Aim of the task |
Transcribe the material verbatim in full; the pictures do not belong in the copy.

Data listing:

----------------------------------------

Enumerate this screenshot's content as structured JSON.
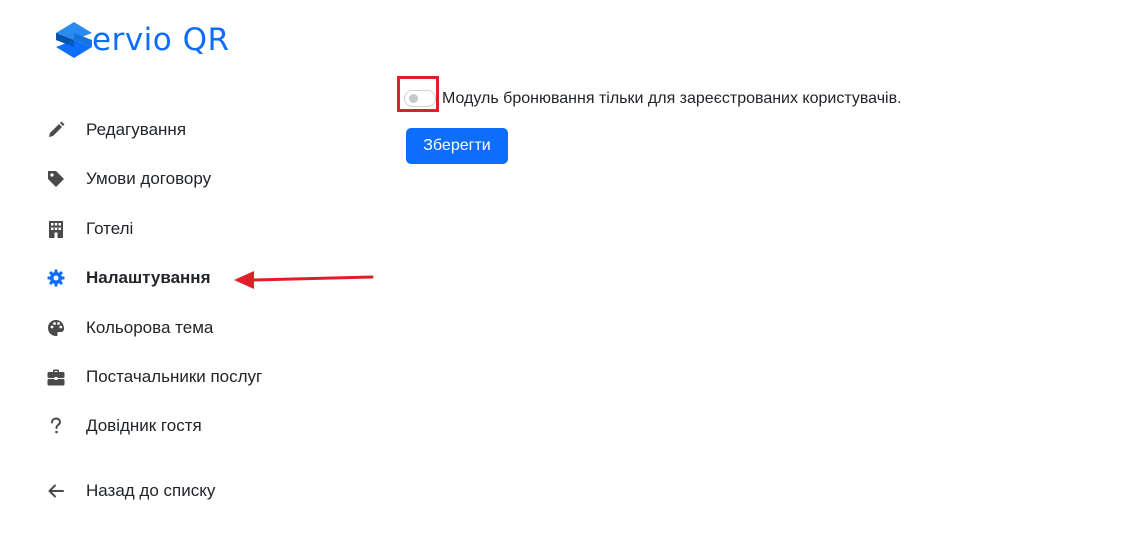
{
  "brand": {
    "name": "ervio QR",
    "accent_color": "#0d6efd"
  },
  "sidebar": {
    "items": [
      {
        "label": "Редагування",
        "icon": "pencil-icon"
      },
      {
        "label": "Умови договору",
        "icon": "tag-icon"
      },
      {
        "label": "Готелі",
        "icon": "building-icon"
      },
      {
        "label": "Налаштування",
        "icon": "gear-icon",
        "active": true
      },
      {
        "label": "Кольорова тема",
        "icon": "palette-icon"
      },
      {
        "label": "Постачальники послуг",
        "icon": "briefcase-icon"
      },
      {
        "label": "Довідник гостя",
        "icon": "question-icon"
      }
    ],
    "back": {
      "label": "Назад до списку",
      "icon": "arrow-left-icon"
    }
  },
  "settings": {
    "booking_toggle": {
      "label": "Модуль бронювання тільки для зареєстрованих користувачів.",
      "checked": false
    },
    "save_label": "Зберегти"
  },
  "annotation_color": "#e01f26"
}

----------------------------------------

Complete output |
Enumerate this screenshot's content as structured JSON.
{
  "brand": {
    "name": "ervio QR",
    "accent_color": "#0d6efd"
  },
  "sidebar": {
    "items": [
      {
        "label": "Редагування",
        "icon": "pencil-icon"
      },
      {
        "label": "Умови договору",
        "icon": "tag-icon"
      },
      {
        "label": "Готелі",
        "icon": "building-icon"
      },
      {
        "label": "Налаштування",
        "icon": "gear-icon",
        "active": true
      },
      {
        "label": "Кольорова тема",
        "icon": "palette-icon"
      },
      {
        "label": "Постачальники послуг",
        "icon": "briefcase-icon"
      },
      {
        "label": "Довідник гостя",
        "icon": "question-icon"
      }
    ],
    "back": {
      "label": "Назад до списку",
      "icon": "arrow-left-icon"
    }
  },
  "settings": {
    "booking_toggle": {
      "label": "Модуль бронювання тільки для зареєстрованих користувачів.",
      "checked": false
    },
    "save_label": "Зберегти"
  },
  "annotation_color": "#e01f26"
}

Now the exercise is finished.